**SET TASK**
Show each line from the listing that includes the word "técnicos".

## START

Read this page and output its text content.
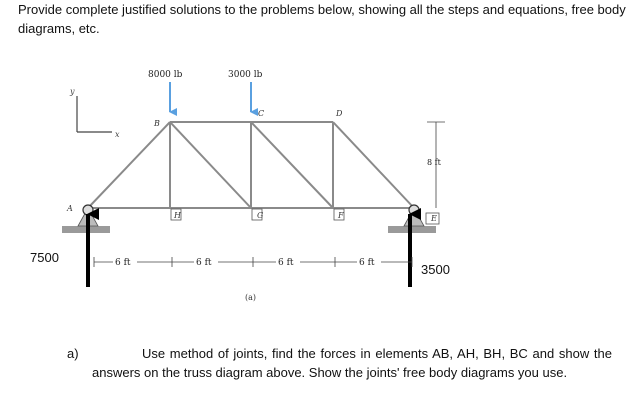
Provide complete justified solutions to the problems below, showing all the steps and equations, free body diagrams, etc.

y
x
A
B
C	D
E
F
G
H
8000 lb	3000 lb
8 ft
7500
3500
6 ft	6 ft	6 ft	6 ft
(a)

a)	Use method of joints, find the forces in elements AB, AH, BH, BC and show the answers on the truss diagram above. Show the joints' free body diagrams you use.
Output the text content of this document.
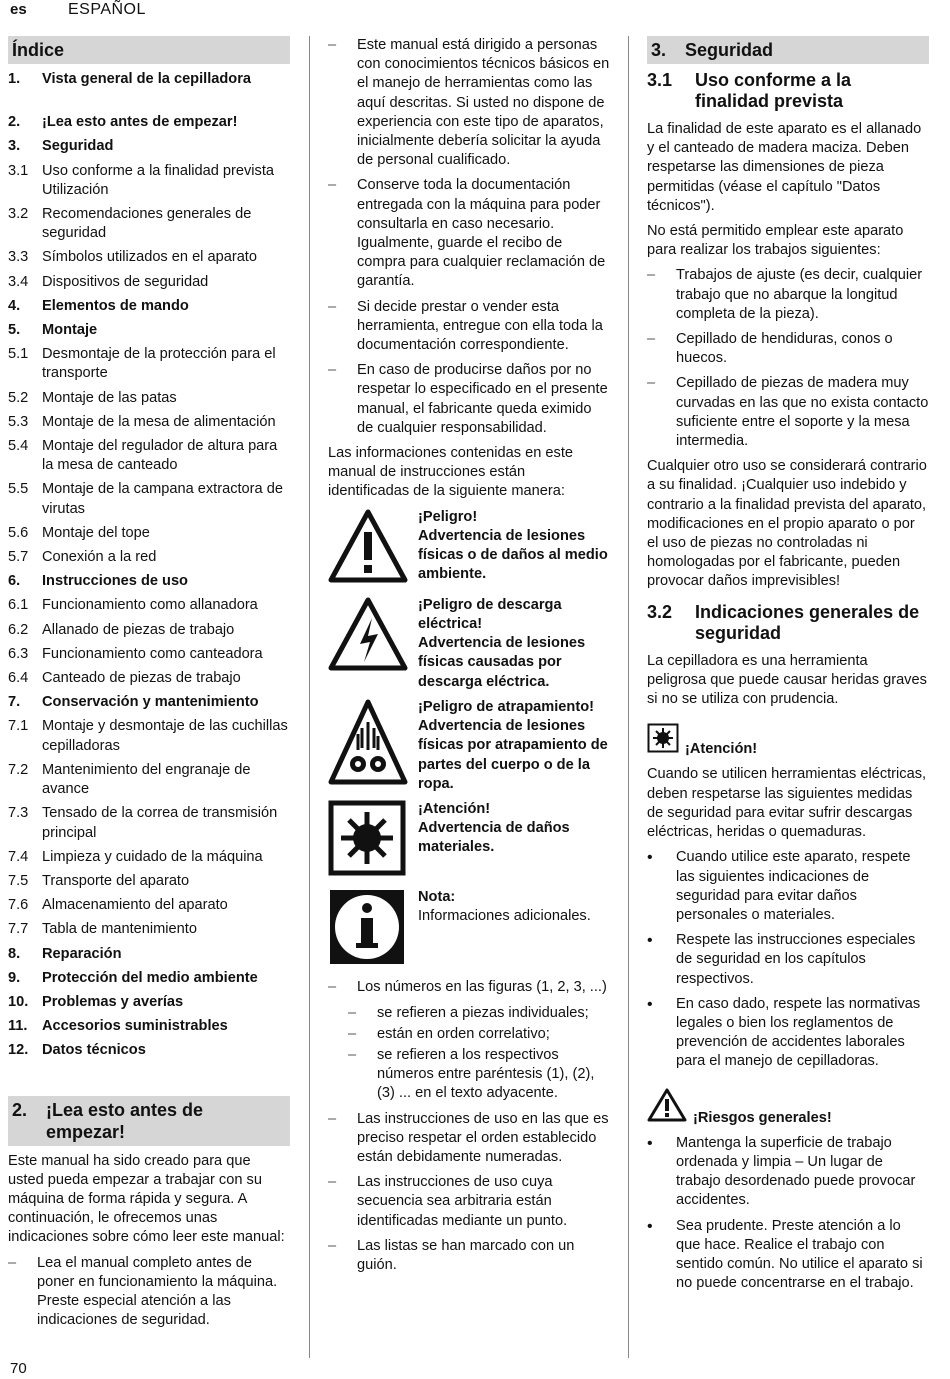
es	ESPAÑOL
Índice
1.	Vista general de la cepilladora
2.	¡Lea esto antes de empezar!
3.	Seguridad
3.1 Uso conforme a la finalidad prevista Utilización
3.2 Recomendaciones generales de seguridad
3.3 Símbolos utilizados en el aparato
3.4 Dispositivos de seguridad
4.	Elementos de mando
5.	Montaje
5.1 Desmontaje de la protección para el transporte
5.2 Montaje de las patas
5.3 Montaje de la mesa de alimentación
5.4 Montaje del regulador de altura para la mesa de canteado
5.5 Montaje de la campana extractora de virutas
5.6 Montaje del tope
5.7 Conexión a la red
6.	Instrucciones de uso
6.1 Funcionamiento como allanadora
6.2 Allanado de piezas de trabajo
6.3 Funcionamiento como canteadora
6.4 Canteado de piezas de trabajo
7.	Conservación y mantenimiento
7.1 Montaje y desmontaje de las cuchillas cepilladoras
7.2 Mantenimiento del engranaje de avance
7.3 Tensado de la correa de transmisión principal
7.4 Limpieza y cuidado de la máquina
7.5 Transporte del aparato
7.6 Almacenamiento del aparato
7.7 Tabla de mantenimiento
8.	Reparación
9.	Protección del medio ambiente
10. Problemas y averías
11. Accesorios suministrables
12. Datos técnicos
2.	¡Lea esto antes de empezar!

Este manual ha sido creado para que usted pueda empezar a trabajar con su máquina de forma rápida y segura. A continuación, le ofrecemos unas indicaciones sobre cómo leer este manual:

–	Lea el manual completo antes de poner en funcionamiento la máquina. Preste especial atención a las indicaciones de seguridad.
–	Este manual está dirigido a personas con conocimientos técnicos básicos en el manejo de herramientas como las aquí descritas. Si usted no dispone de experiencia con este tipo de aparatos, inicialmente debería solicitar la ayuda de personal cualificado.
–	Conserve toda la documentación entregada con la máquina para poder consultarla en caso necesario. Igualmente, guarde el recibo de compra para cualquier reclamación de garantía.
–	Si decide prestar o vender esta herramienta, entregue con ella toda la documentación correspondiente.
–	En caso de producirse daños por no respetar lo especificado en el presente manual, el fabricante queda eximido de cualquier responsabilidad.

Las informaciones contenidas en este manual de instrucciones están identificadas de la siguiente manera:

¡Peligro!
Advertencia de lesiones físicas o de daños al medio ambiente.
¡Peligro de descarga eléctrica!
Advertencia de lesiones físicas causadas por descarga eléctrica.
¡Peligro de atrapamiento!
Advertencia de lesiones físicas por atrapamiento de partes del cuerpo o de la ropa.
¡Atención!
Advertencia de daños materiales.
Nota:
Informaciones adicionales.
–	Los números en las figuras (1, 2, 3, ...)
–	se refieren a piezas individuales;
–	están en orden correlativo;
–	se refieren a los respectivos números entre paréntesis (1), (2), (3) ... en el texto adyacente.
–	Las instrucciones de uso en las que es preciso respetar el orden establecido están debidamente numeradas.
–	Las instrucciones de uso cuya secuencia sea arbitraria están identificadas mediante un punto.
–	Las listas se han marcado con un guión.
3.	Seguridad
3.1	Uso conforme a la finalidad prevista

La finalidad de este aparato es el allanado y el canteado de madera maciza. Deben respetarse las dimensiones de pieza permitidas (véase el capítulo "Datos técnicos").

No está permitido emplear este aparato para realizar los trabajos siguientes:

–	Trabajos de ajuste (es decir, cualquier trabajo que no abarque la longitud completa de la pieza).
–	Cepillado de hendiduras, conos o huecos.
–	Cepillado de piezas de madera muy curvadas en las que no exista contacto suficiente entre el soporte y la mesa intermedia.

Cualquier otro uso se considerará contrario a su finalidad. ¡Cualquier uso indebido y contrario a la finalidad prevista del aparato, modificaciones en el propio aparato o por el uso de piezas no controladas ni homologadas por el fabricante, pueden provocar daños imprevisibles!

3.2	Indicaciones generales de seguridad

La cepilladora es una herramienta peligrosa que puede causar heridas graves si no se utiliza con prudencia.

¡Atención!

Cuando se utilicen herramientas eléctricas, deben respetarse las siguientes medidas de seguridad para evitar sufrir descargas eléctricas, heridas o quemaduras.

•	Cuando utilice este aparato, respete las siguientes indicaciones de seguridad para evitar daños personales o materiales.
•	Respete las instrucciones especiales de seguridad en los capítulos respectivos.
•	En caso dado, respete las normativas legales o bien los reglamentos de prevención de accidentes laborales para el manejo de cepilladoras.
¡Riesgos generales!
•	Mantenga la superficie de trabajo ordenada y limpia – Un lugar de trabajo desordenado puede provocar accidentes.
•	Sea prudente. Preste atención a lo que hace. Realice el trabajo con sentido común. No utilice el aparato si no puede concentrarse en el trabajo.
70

## END

**RESULT OF THE TASK**
12. Datos técnicos
–	Este manual está dirigido a personas con conocimientos técnicos básicos en el manejo de herramientas como las aquí descritas. Si usted no dispone de experiencia con este tipo de aparatos, inicialmente debería solicitar la ayuda de personal cualificado.
La finalidad de este aparato es el allanado y el canteado de madera maciza. Deben respetarse las dimensiones de pieza permitidas (véase el capítulo "Datos técnicos").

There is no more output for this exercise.